PROMPT: Copy each line in which the string "folder" occurs.

[Data entries]
##########

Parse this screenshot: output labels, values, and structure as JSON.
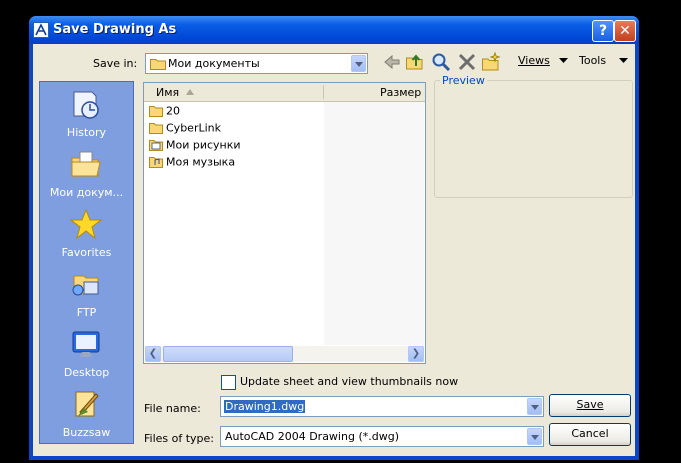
{
  "window": {
    "title": "Save Drawing As",
    "help_glyph": "?",
    "close_glyph": "✕"
  },
  "toolbar": {
    "save_in_label": "Save in:",
    "save_in_value": "Мои документы",
    "views_label": "Views",
    "tools_label": "Tools",
    "icons": [
      "back-icon",
      "up-folder-icon",
      "search-web-icon",
      "delete-icon",
      "new-folder-icon"
    ]
  },
  "places": [
    {
      "label": "History",
      "icon": "history-icon"
    },
    {
      "label": "Мои докум...",
      "icon": "my-documents-icon"
    },
    {
      "label": "Favorites",
      "icon": "favorites-star-icon"
    },
    {
      "label": "FTP",
      "icon": "ftp-icon"
    },
    {
      "label": "Desktop",
      "icon": "desktop-icon"
    },
    {
      "label": "Buzzsaw",
      "icon": "buzzsaw-icon"
    }
  ],
  "filelist": {
    "columns": [
      "Имя",
      "Размер"
    ],
    "items": [
      {
        "name": "20",
        "icon": "folder-icon"
      },
      {
        "name": "CyberLink",
        "icon": "folder-icon"
      },
      {
        "name": "Мои рисунки",
        "icon": "pictures-folder-icon"
      },
      {
        "name": "Моя музыка",
        "icon": "music-folder-icon"
      }
    ]
  },
  "preview": {
    "label": "Preview"
  },
  "options": {
    "thumbnails_label": "Update sheet and view thumbnails now",
    "thumbnails_checked": false
  },
  "form": {
    "file_name_label": "File name:",
    "file_name_value": "Drawing1.dwg",
    "file_type_label": "Files of type:",
    "file_type_value": "AutoCAD 2004 Drawing (*.dwg)"
  },
  "buttons": {
    "save": "Save",
    "cancel": "Cancel"
  },
  "colors": {
    "title_bar": "#0a5ee6",
    "places_bar": "#7f9ee0",
    "dialog_bg": "#ece9d8",
    "preview_label": "#0046d5"
  }
}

##########

RESPONSE TO THE EXERCISE:
      "up-folder-icon",
      "new-folder-icon"
        "icon": "folder-icon"
        "icon": "folder-icon"
        "icon": "pictures-folder-icon"
        "icon": "music-folder-icon"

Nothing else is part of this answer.